Recorded data
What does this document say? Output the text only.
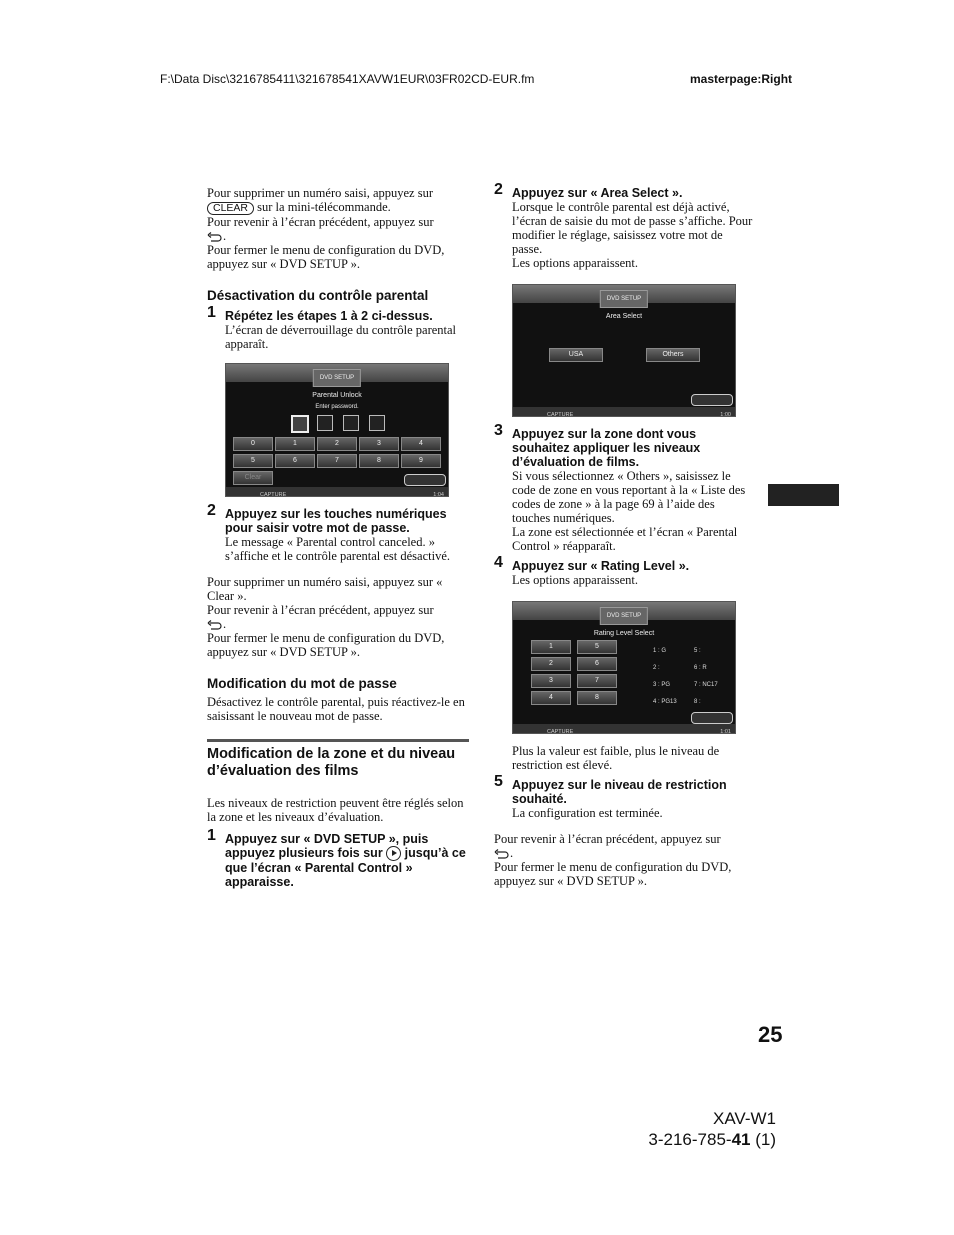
F:\Data Disc\3216785411\321678541XAVW1EUR\03FR02CD-EUR.fm	masterpage:Right

Pour supprimer un numéro saisi, appuyez sur CLEAR sur la mini-télécommande.
Pour revenir à l’écran précédent, appuyez sur

.
Pour fermer le menu de configuration du DVD, appuyez sur « DVD SETUP ».

Désactivation du contrôle parental
1 Répétez les étapes 1 à 2 ci-dessus.
L’écran de déverrouillage du contrôle parental apparaît.
DVD SETUP
Parental Unlock
Enter password.
0	1	2	3	4
5	6	7	8	9
Clear
CAPTURE	1:04
2 Appuyez sur les touches numériques pour saisir votre mot de passe.
Le message « Parental control canceled. » s’affiche et le contrôle parental est désactivé.

Pour supprimer un numéro saisi, appuyez sur « Clear ».
Pour revenir à l’écran précédent, appuyez sur

.
Pour fermer le menu de configuration du DVD, appuyez sur « DVD SETUP ».

Modification du mot de passe

Désactivez le contrôle parental, puis réactivez-le en saisissant le nouveau mot de passe.

Modification de la zone et du niveau d’évaluation des films

Les niveaux de restriction peuvent être réglés selon la zone et les niveaux d’évaluation.

1 Appuyez sur « DVD SETUP », puis appuyez plusieurs fois sur jusqu’à ce que l’écran « Parental Control » apparaisse.
2 Appuyez sur « Area Select ».
Lorsque le contrôle parental est déjà activé, l’écran de saisie du mot de passe s’affiche. Pour modifier le réglage, saisissez votre mot de passe.
Les options apparaissent.
DVD SETUP
Area Select
USA	Others
CAPTURE	1:00
3 Appuyez sur la zone dont vous souhaitez appliquer les niveaux d’évaluation de films.
Si vous sélectionnez « Others », saisissez le code de zone en vous reportant à la « Liste des codes de zone » à la page 69 à l’aide des touches numériques.
La zone est sélectionnée et l’écran « Parental Control » réapparaît.
4 Appuyez sur « Rating Level ».
Les options apparaissent.
DVD SETUP
Rating Level Select
1	5
2	6
3	7
4	8
1 : G
2 :
3 : PG
4 : PG13
5 :
6 : R
7 : NC17
8 :
CAPTURE	1:01

Plus la valeur est faible, plus le niveau de restriction est élevé.

5 Appuyez sur le niveau de restriction souhaité.
La configuration est terminée.

Pour revenir à l’écran précédent, appuyez sur

.
Pour fermer le menu de configuration du DVD, appuyez sur « DVD SETUP ».

25
XAV-W1
3-216-785-41 (1)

• _WRITTEN EXERCISE_: Return all the entries word for word, but omit any pictures they contain.

• _EXERCISE SOLUTION_:
What does this document say? Output the text only.
F:\Data Disc\3216785411\321678541XAVW1EUR\03FR02CD-EUR.fm	masterpage:Right

Pour supprimer un numéro saisi, appuyez sur CLEAR sur la mini-télécommande.
Pour revenir à l’écran précédent, appuyez sur

.
Pour fermer le menu de configuration du DVD, appuyez sur « DVD SETUP ».

Désactivation du contrôle parental
1 Répétez les étapes 1 à 2 ci-dessus.
L’écran de déverrouillage du contrôle parental apparaît.
DVD SETUP
Parental Unlock
Enter password.
0	1	2	3	4
5	6	7	8	9
Clear
CAPTURE	1:04
2 Appuyez sur les touches numériques pour saisir votre mot de passe.
Le message « Parental control canceled. » s’affiche et le contrôle parental est désactivé.

Pour supprimer un numéro saisi, appuyez sur « Clear ».
Pour revenir à l’écran précédent, appuyez sur

.
Pour fermer le menu de configuration du DVD, appuyez sur « DVD SETUP ».

Modification du mot de passe

Désactivez le contrôle parental, puis réactivez-le en saisissant le nouveau mot de passe.

Modification de la zone et du niveau d’évaluation des films

Les niveaux de restriction peuvent être réglés selon la zone et les niveaux d’évaluation.

1 Appuyez sur « DVD SETUP », puis appuyez plusieurs fois sur jusqu’à ce que l’écran « Parental Control » apparaisse.
2 Appuyez sur « Area Select ».
Lorsque le contrôle parental est déjà activé, l’écran de saisie du mot de passe s’affiche. Pour modifier le réglage, saisissez votre mot de passe.
Les options apparaissent.
DVD SETUP
Area Select
USA	Others
CAPTURE	1:00
3 Appuyez sur la zone dont vous souhaitez appliquer les niveaux d’évaluation de films.
Si vous sélectionnez « Others », saisissez le code de zone en vous reportant à la « Liste des codes de zone » à la page 69 à l’aide des touches numériques.
La zone est sélectionnée et l’écran « Parental Control » réapparaît.
4 Appuyez sur « Rating Level ».
Les options apparaissent.
DVD SETUP
Rating Level Select
1	5
2	6
3	7
4	8
1 : G
2 :
3 : PG
4 : PG13
5 :
6 : R
7 : NC17
8 :
CAPTURE	1:01

Plus la valeur est faible, plus le niveau de restriction est élevé.

5 Appuyez sur le niveau de restriction souhaité.
La configuration est terminée.

Pour revenir à l’écran précédent, appuyez sur

.
Pour fermer le menu de configuration du DVD, appuyez sur « DVD SETUP ».

25
XAV-W1
3-216-785-41 (1)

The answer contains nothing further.